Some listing
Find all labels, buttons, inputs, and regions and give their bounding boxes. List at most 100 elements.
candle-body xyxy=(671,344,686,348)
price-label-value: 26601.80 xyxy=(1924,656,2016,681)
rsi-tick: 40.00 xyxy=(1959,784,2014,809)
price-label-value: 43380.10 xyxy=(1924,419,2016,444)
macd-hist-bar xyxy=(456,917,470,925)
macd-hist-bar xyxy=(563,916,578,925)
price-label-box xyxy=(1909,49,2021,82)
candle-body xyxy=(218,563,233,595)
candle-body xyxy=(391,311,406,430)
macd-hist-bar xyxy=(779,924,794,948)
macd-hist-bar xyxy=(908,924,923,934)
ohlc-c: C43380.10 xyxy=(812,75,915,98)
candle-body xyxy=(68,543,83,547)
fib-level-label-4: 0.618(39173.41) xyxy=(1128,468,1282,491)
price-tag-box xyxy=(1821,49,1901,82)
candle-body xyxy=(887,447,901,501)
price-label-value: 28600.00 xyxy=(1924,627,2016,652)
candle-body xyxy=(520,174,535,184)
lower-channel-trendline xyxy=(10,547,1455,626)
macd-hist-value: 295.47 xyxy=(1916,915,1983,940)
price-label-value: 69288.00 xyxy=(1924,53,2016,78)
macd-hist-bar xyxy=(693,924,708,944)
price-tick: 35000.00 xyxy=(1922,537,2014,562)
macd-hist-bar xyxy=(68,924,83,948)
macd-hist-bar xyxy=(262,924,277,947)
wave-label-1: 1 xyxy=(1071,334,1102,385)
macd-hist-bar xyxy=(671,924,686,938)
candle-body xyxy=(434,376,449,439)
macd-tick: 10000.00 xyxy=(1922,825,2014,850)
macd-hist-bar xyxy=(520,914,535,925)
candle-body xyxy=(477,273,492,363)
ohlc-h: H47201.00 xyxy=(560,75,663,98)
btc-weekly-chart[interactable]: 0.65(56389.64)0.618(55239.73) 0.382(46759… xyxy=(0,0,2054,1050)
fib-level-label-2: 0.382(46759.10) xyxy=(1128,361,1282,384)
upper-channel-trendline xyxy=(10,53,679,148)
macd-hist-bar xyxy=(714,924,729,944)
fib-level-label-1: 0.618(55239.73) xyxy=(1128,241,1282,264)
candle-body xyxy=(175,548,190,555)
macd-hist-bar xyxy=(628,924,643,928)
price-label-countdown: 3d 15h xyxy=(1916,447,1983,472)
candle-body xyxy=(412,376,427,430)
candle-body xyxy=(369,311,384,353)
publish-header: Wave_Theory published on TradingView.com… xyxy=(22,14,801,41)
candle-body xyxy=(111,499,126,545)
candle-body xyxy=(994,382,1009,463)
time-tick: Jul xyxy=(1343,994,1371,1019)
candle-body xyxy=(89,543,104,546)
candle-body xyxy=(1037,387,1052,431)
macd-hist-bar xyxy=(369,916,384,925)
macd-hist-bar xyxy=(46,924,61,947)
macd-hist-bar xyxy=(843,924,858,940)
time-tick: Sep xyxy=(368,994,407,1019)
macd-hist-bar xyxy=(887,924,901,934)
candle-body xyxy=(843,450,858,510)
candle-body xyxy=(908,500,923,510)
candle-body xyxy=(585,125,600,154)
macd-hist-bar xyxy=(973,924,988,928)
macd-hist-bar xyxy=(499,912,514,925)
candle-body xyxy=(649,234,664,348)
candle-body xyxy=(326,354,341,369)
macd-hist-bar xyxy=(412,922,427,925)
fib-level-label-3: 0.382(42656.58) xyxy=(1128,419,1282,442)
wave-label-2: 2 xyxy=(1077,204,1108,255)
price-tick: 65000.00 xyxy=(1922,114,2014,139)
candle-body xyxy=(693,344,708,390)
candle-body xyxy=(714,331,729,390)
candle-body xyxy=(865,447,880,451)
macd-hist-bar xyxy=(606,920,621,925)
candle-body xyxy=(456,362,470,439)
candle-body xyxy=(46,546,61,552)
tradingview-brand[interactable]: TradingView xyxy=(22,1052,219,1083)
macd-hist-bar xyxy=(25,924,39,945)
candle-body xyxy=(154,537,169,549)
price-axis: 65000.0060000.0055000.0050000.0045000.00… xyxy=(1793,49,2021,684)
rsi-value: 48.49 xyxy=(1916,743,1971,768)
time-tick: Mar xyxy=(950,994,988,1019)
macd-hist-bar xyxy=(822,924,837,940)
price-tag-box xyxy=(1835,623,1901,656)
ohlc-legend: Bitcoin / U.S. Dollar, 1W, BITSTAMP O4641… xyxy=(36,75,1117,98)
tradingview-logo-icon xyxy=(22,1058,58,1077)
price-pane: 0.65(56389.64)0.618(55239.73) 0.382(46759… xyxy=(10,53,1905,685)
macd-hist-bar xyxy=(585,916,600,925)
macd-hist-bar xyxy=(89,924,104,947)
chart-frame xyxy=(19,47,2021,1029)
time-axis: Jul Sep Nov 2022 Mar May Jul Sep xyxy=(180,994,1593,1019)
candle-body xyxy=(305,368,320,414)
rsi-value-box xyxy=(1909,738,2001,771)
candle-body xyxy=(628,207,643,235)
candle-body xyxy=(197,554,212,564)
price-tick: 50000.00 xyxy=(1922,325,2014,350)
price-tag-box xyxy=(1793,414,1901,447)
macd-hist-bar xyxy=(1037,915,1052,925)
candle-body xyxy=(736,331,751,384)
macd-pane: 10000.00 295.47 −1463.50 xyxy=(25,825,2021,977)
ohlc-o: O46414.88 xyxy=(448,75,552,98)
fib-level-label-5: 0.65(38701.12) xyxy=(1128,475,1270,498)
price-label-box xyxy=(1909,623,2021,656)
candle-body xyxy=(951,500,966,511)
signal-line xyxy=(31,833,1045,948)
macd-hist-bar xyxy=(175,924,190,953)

What is expected: Reproduce the listing above line for line, with no changes.

Answer below:
Find all labels, buttons, inputs, and regions and give their bounding boxes. List at most 100 elements.
candle-body xyxy=(671,344,686,348)
price-label-value: 26601.80 xyxy=(1924,656,2016,681)
rsi-tick: 40.00 xyxy=(1959,784,2014,809)
price-label-value: 43380.10 xyxy=(1924,419,2016,444)
macd-hist-bar xyxy=(456,917,470,925)
macd-hist-bar xyxy=(563,916,578,925)
price-label-box xyxy=(1909,49,2021,82)
candle-body xyxy=(218,563,233,595)
candle-body xyxy=(391,311,406,430)
macd-hist-bar xyxy=(779,924,794,948)
macd-hist-bar xyxy=(908,924,923,934)
ohlc-c: C43380.10 xyxy=(812,75,915,98)
candle-body xyxy=(68,543,83,547)
fib-level-label-4: 0.618(39173.41) xyxy=(1128,468,1282,491)
price-tag-box xyxy=(1821,49,1901,82)
candle-body xyxy=(887,447,901,501)
price-label-value: 28600.00 xyxy=(1924,627,2016,652)
candle-body xyxy=(520,174,535,184)
lower-channel-trendline xyxy=(10,547,1455,626)
macd-hist-value: 295.47 xyxy=(1916,915,1983,940)
price-label-value: 69288.00 xyxy=(1924,53,2016,78)
macd-hist-bar xyxy=(693,924,708,944)
price-tick: 35000.00 xyxy=(1922,537,2014,562)
macd-hist-bar xyxy=(68,924,83,948)
macd-hist-bar xyxy=(262,924,277,947)
wave-label-1: 1 xyxy=(1071,334,1102,385)
macd-hist-bar xyxy=(671,924,686,938)
candle-body xyxy=(434,376,449,439)
macd-tick: 10000.00 xyxy=(1922,825,2014,850)
macd-hist-bar xyxy=(520,914,535,925)
candle-body xyxy=(477,273,492,363)
ohlc-h: H47201.00 xyxy=(560,75,663,98)
btc-weekly-chart[interactable]: 0.65(56389.64)0.618(55239.73) 0.382(46759… xyxy=(0,0,2054,1050)
fib-level-label-2: 0.382(46759.10) xyxy=(1128,361,1282,384)
upper-channel-trendline xyxy=(10,53,679,148)
macd-hist-bar xyxy=(714,924,729,944)
fib-level-label-1: 0.618(55239.73) xyxy=(1128,241,1282,264)
candle-body xyxy=(175,548,190,555)
macd-hist-bar xyxy=(628,924,643,928)
price-label-countdown: 3d 15h xyxy=(1916,447,1983,472)
candle-body xyxy=(412,376,427,430)
candle-body xyxy=(369,311,384,353)
publish-header: Wave_Theory published on TradingView.com… xyxy=(22,14,801,41)
candle-body xyxy=(111,499,126,545)
candle-body xyxy=(994,382,1009,463)
time-tick: Jul xyxy=(1343,994,1371,1019)
candle-body xyxy=(89,543,104,546)
candle-body xyxy=(1037,387,1052,431)
macd-hist-bar xyxy=(369,916,384,925)
macd-hist-bar xyxy=(46,924,61,947)
macd-hist-bar xyxy=(843,924,858,940)
time-tick: Sep xyxy=(368,994,407,1019)
macd-hist-bar xyxy=(887,924,901,934)
candle-body xyxy=(843,450,858,510)
candle-body xyxy=(908,500,923,510)
candle-body xyxy=(585,125,600,154)
macd-hist-bar xyxy=(973,924,988,928)
macd-hist-bar xyxy=(499,912,514,925)
candle-body xyxy=(649,234,664,348)
candle-body xyxy=(326,354,341,369)
macd-hist-bar xyxy=(412,922,427,925)
fib-level-label-3: 0.382(42656.58) xyxy=(1128,419,1282,442)
wave-label-2: 2 xyxy=(1077,204,1108,255)
price-tick: 65000.00 xyxy=(1922,114,2014,139)
candle-body xyxy=(693,344,708,390)
candle-body xyxy=(714,331,729,390)
candle-body xyxy=(865,447,880,451)
macd-hist-bar xyxy=(606,920,621,925)
candle-body xyxy=(456,362,470,439)
candle-body xyxy=(46,546,61,552)
tradingview-brand[interactable]: TradingView xyxy=(22,1052,219,1083)
macd-hist-bar xyxy=(25,924,39,945)
candle-body xyxy=(154,537,169,549)
price-axis: 65000.0060000.0055000.0050000.0045000.00… xyxy=(1793,49,2021,684)
rsi-value: 48.49 xyxy=(1916,743,1971,768)
time-tick: Mar xyxy=(950,994,988,1019)
macd-hist-bar xyxy=(822,924,837,940)
price-tag-box xyxy=(1835,623,1901,656)
ohlc-legend: Bitcoin / U.S. Dollar, 1W, BITSTAMP O4641… xyxy=(36,75,1117,98)
tradingview-logo-icon xyxy=(22,1058,58,1077)
price-pane: 0.65(56389.64)0.618(55239.73) 0.382(46759… xyxy=(10,53,1905,685)
macd-hist-bar xyxy=(585,916,600,925)
macd-hist-bar xyxy=(89,924,104,947)
chart-frame xyxy=(19,47,2021,1029)
time-axis: Jul Sep Nov 2022 Mar May Jul Sep xyxy=(180,994,1593,1019)
candle-body xyxy=(305,368,320,414)
rsi-value-box xyxy=(1909,738,2001,771)
candle-body xyxy=(628,207,643,235)
candle-body xyxy=(197,554,212,564)
price-tick: 50000.00 xyxy=(1922,325,2014,350)
price-tag-box xyxy=(1793,414,1901,447)
macd-hist-bar xyxy=(1037,915,1052,925)
candle-body xyxy=(736,331,751,384)
macd-pane: 10000.00 295.47 −1463.50 xyxy=(25,825,2021,977)
ohlc-o: O46414.88 xyxy=(448,75,552,98)
fib-level-label-5: 0.65(38701.12) xyxy=(1128,475,1270,498)
price-label-box xyxy=(1909,623,2021,656)
candle-body xyxy=(951,500,966,511)
signal-line xyxy=(31,833,1045,948)
macd-hist-bar xyxy=(175,924,190,953)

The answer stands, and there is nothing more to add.